Collected data entries
--

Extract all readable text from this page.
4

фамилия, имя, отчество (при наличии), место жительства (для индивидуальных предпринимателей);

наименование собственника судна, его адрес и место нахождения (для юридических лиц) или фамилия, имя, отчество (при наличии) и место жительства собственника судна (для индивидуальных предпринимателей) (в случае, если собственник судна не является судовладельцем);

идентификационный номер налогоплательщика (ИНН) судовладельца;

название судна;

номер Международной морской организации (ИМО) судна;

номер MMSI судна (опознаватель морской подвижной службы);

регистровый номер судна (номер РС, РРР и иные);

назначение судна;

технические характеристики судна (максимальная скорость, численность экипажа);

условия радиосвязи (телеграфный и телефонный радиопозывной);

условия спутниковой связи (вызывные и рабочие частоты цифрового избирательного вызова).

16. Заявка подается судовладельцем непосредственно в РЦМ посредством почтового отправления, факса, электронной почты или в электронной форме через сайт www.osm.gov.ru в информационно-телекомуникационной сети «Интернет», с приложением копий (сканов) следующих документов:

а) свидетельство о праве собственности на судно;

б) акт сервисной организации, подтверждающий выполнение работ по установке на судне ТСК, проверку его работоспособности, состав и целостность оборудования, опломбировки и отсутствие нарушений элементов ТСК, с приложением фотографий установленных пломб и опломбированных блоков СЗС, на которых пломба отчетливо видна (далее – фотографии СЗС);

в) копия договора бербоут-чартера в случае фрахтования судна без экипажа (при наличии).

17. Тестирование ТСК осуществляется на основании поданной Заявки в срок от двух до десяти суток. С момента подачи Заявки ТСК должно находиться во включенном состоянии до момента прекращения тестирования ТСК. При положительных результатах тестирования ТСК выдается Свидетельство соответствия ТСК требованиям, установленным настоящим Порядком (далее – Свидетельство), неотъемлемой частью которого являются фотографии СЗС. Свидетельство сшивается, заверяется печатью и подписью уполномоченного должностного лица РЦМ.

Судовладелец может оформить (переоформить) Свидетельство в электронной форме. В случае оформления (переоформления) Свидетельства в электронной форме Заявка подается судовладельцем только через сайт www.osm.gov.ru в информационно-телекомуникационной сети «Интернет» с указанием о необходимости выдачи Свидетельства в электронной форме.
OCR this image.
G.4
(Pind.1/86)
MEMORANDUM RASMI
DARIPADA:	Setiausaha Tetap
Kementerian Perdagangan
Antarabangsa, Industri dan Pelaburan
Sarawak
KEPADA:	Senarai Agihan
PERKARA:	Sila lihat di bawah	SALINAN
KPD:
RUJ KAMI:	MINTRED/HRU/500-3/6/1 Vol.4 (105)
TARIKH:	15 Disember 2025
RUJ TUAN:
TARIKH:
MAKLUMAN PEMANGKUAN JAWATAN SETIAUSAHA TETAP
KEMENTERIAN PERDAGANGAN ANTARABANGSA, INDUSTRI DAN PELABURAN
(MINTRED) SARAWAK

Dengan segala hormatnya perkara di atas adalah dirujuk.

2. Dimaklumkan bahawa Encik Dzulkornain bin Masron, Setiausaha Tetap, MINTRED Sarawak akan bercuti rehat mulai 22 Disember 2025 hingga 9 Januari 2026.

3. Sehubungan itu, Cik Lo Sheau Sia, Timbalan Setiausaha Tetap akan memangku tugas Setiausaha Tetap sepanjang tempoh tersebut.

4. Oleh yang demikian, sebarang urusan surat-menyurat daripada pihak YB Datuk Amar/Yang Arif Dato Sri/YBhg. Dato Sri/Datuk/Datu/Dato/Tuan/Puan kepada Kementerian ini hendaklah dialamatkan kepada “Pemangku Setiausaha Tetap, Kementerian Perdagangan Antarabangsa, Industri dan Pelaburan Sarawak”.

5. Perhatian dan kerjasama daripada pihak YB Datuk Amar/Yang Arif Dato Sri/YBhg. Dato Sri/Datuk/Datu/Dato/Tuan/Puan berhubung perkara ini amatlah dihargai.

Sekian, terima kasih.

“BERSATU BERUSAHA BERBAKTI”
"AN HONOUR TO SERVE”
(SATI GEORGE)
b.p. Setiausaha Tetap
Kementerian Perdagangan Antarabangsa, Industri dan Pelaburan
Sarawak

--

_INSTRUCTIONS FOR THE TASK:_
How many lines of the data contain the word "жительства"? Answer with the number alone.

_TASK SOLUTION:_
2